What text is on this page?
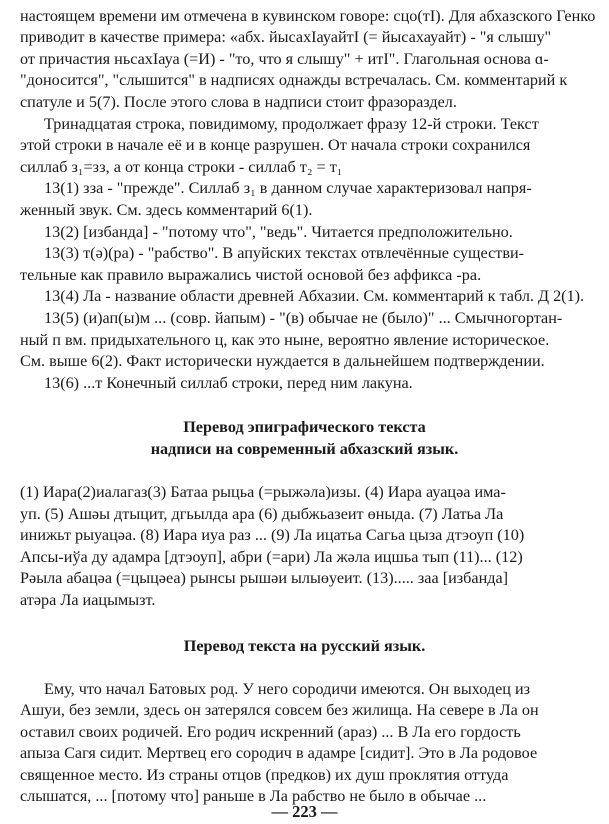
настоящем времени им отмечена в кувинском говоре: сцо(тI). Для абхазского Генко
приводит в качестве примера: «абх. йысахIауайтI (= йысахауайт) - "я слышу"
от причастия ньсахIауа (=И) - "то, что я слышу" + итI". Глагольная основа ɑ-
"доносится", "слышится" в надписях однажды встречалась. См. комментарий к
спатуле и 5(7). После этого слова в надписи стоит фразораздел.
Тринадцатая строка, повидимому, продолжает фразу 12-й строки. Текст
этой строки в начале её и в конце разрушен. От начала строки сохранился
силлаб з₁=зз, а от конца строки - силлаб т₂ = т₁
13(1) зза - "прежде". Силлаб з₁ в данном случае характеризовал напря-
женный звук. См. здесь комментарий 6(1).
13(2) [избанда] - "потому что", "ведь". Читается предположительно.
13(3) т(ə)(ра) - "рабство". В апуйских текстах отвлечённые существи-
тельные как правило выражались чистой основой без аффикса -ра.
13(4) Ла - название области древней Абхазии. См. комментарий к табл. Д 2(1).
13(5) (и)ап(ы)м ... (совр. йапым) - "(в) обычае не (было)" ... Смычногортан-
ный п вм. придыхательного ц, как это ныне, вероятно явление историческое.
См. выше 6(2). Факт исторически нуждается в дальнейшем подтверждении.
13(6) ...т Конечный силлаб строки, перед ним лакуна.
Перевод эпиграфического текста
надписи на современный абхазский язык.
(1) Иара(2)иалагаз(3) Батаа рыцьа (=рыжəла)изы. (4) Иара ауацəа има-
уп. (5) Ашəы дтыцит, дгьылда ара (6) дыбжьазеит ɵныда. (7) Латьа Ла
инижьт рыуацəа. (8) Иара иуа раз ... (9) Ла ицатьа Сагьа цыза дтэоуп (10)
Апсы-иўа ду адамра [дтэоуп], абри (=ари) Ла жəла ицшьа тып (11)... (12)
Рəыла абацəа (=цыцəеа) рынсы рышəи ылыɵуеит. (13)..... заа [избанда]
атəра Ла иацымызт.
Перевод текста на русский язык.
Ему, что начал Батовых род. У него сородичи имеются. Он выходец из
Ашуи, без земли, здесь он затерялся совсем без жилища. На севере в Ла он
оставил своих родичей. Его родич искренний (араз) ... В Ла его гордость
апыза Сагя сидит. Мертвец его сородич в адамре [сидит]. Это в Ла родовое
священное место. Из страны отцов (предков) их душ проклятия оттуда
слышатся, ... [потому что] раньше в Ла рабство не было в обычае ...
— 223 —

-------------------------

Requirement:
Pictures stay out; reproduce every line of the records exactly.

Answer to the exercise:
What text is on this page?
настоящем времени им отмечена в кувинском говоре: сцо(тI). Для абхазского Генко
приводит в качестве примера: «абх. йысахIауайтI (= йысахауайт) - "я слышу"
от причастия ньсахIауа (=И) - "то, что я слышу" + итI". Глагольная основа ɑ-
"доносится", "слышится" в надписях однажды встречалась. См. комментарий к
спатуле и 5(7). После этого слова в надписи стоит фразораздел.
Тринадцатая строка, повидимому, продолжает фразу 12-й строки. Текст
этой строки в начале её и в конце разрушен. От начала строки сохранился
силлаб з₁=зз, а от конца строки - силлаб т₂ = т₁
13(1) зза - "прежде". Силлаб з₁ в данном случае характеризовал напря-
женный звук. См. здесь комментарий 6(1).
13(2) [избанда] - "потому что", "ведь". Читается предположительно.
13(3) т(ə)(ра) - "рабство". В апуйских текстах отвлечённые существи-
тельные как правило выражались чистой основой без аффикса -ра.
13(4) Ла - название области древней Абхазии. См. комментарий к табл. Д 2(1).
13(5) (и)ап(ы)м ... (совр. йапым) - "(в) обычае не (было)" ... Смычногортан-
ный п вм. придыхательного ц, как это ныне, вероятно явление историческое.
См. выше 6(2). Факт исторически нуждается в дальнейшем подтверждении.
13(6) ...т Конечный силлаб строки, перед ним лакуна.
Перевод эпиграфического текста
надписи на современный абхазский язык.
(1) Иара(2)иалагаз(3) Батаа рыцьа (=рыжəла)изы. (4) Иара ауацəа има-
уп. (5) Ашəы дтыцит, дгьылда ара (6) дыбжьазеит ɵныда. (7) Латьа Ла
инижьт рыуацəа. (8) Иара иуа раз ... (9) Ла ицатьа Сагьа цыза дтэоуп (10)
Апсы-иўа ду адамра [дтэоуп], абри (=ари) Ла жəла ицшьа тып (11)... (12)
Рəыла абацəа (=цыцəеа) рынсы рышəи ылыɵуеит. (13)..... заа [избанда]
атəра Ла иацымызт.
Перевод текста на русский язык.
Ему, что начал Батовых род. У него сородичи имеются. Он выходец из
Ашуи, без земли, здесь он затерялся совсем без жилища. На севере в Ла он
оставил своих родичей. Его родич искренний (араз) ... В Ла его гордость
апыза Сагя сидит. Мертвец его сородич в адамре [сидит]. Это в Ла родовое
священное место. Из страны отцов (предков) их душ проклятия оттуда
слышатся, ... [потому что] раньше в Ла рабство не было в обычае ...
— 223 —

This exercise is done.